*Exercise task*
Return the complete listing that follows, with each line reproduced exactly.

(Saved entries)
## start

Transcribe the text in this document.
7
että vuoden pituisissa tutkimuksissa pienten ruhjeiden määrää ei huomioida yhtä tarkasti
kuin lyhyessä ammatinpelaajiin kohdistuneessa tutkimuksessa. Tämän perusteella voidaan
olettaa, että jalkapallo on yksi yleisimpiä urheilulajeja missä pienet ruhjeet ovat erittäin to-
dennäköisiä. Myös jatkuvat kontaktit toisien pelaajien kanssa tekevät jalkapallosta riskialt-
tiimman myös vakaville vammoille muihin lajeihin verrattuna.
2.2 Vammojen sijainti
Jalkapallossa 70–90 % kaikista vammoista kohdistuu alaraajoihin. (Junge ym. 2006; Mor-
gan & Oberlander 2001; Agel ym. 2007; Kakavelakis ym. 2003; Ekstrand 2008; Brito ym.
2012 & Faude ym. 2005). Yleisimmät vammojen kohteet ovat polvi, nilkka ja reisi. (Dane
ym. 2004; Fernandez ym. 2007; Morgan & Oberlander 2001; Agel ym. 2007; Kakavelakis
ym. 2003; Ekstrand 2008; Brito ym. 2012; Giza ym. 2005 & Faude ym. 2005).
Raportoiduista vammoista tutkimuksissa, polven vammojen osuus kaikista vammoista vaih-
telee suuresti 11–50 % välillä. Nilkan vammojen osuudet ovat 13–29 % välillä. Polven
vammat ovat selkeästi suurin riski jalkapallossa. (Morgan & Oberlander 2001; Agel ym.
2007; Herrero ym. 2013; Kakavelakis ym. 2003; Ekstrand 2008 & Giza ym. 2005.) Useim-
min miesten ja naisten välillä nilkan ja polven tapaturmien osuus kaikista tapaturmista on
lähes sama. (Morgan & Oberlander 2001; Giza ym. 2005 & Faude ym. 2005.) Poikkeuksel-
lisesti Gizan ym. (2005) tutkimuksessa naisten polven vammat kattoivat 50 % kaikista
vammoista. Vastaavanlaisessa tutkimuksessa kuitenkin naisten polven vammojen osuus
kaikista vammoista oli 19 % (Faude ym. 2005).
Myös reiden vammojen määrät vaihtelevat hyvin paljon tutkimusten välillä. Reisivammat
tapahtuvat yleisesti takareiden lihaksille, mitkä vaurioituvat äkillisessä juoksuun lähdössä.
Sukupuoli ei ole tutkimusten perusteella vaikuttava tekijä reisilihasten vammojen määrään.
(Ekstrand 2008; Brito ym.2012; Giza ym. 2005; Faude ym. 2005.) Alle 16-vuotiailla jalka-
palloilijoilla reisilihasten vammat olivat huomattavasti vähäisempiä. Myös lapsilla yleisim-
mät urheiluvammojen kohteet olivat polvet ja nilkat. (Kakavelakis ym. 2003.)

## end

*Completed task*
Transcribe the text in this document.
7
että vuoden pituisissa tutkimuksissa pienten ruhjeiden määrää ei huomioida yhtä tarkasti
kuin lyhyessä ammatinpelaajiin kohdistuneessa tutkimuksessa. Tämän perusteella voidaan
olettaa, että jalkapallo on yksi yleisimpiä urheilulajeja missä pienet ruhjeet ovat erittäin to-
dennäköisiä. Myös jatkuvat kontaktit toisien pelaajien kanssa tekevät jalkapallosta riskialt-
tiimman myös vakaville vammoille muihin lajeihin verrattuna.
2.2 Vammojen sijainti
Jalkapallossa 70–90 % kaikista vammoista kohdistuu alaraajoihin. (Junge ym. 2006; Mor-
gan & Oberlander 2001; Agel ym. 2007; Kakavelakis ym. 2003; Ekstrand 2008; Brito ym.
2012 & Faude ym. 2005). Yleisimmät vammojen kohteet ovat polvi, nilkka ja reisi. (Dane
ym. 2004; Fernandez ym. 2007; Morgan & Oberlander 2001; Agel ym. 2007; Kakavelakis
ym. 2003; Ekstrand 2008; Brito ym. 2012; Giza ym. 2005 & Faude ym. 2005).
Raportoiduista vammoista tutkimuksissa, polven vammojen osuus kaikista vammoista vaih-
telee suuresti 11–50 % välillä. Nilkan vammojen osuudet ovat 13–29 % välillä. Polven
vammat ovat selkeästi suurin riski jalkapallossa. (Morgan & Oberlander 2001; Agel ym.
2007; Herrero ym. 2013; Kakavelakis ym. 2003; Ekstrand 2008 & Giza ym. 2005.) Useim-
min miesten ja naisten välillä nilkan ja polven tapaturmien osuus kaikista tapaturmista on
lähes sama. (Morgan & Oberlander 2001; Giza ym. 2005 & Faude ym. 2005.) Poikkeuksel-
lisesti Gizan ym. (2005) tutkimuksessa naisten polven vammat kattoivat 50 % kaikista
vammoista. Vastaavanlaisessa tutkimuksessa kuitenkin naisten polven vammojen osuus
kaikista vammoista oli 19 % (Faude ym. 2005).
Myös reiden vammojen määrät vaihtelevat hyvin paljon tutkimusten välillä. Reisivammat
tapahtuvat yleisesti takareiden lihaksille, mitkä vaurioituvat äkillisessä juoksuun lähdössä.
Sukupuoli ei ole tutkimusten perusteella vaikuttava tekijä reisilihasten vammojen määrään.
(Ekstrand 2008; Brito ym.2012; Giza ym. 2005; Faude ym. 2005.) Alle 16-vuotiailla jalka-
palloilijoilla reisilihasten vammat olivat huomattavasti vähäisempiä. Myös lapsilla yleisim-
mät urheiluvammojen kohteet olivat polvet ja nilkat. (Kakavelakis ym. 2003.)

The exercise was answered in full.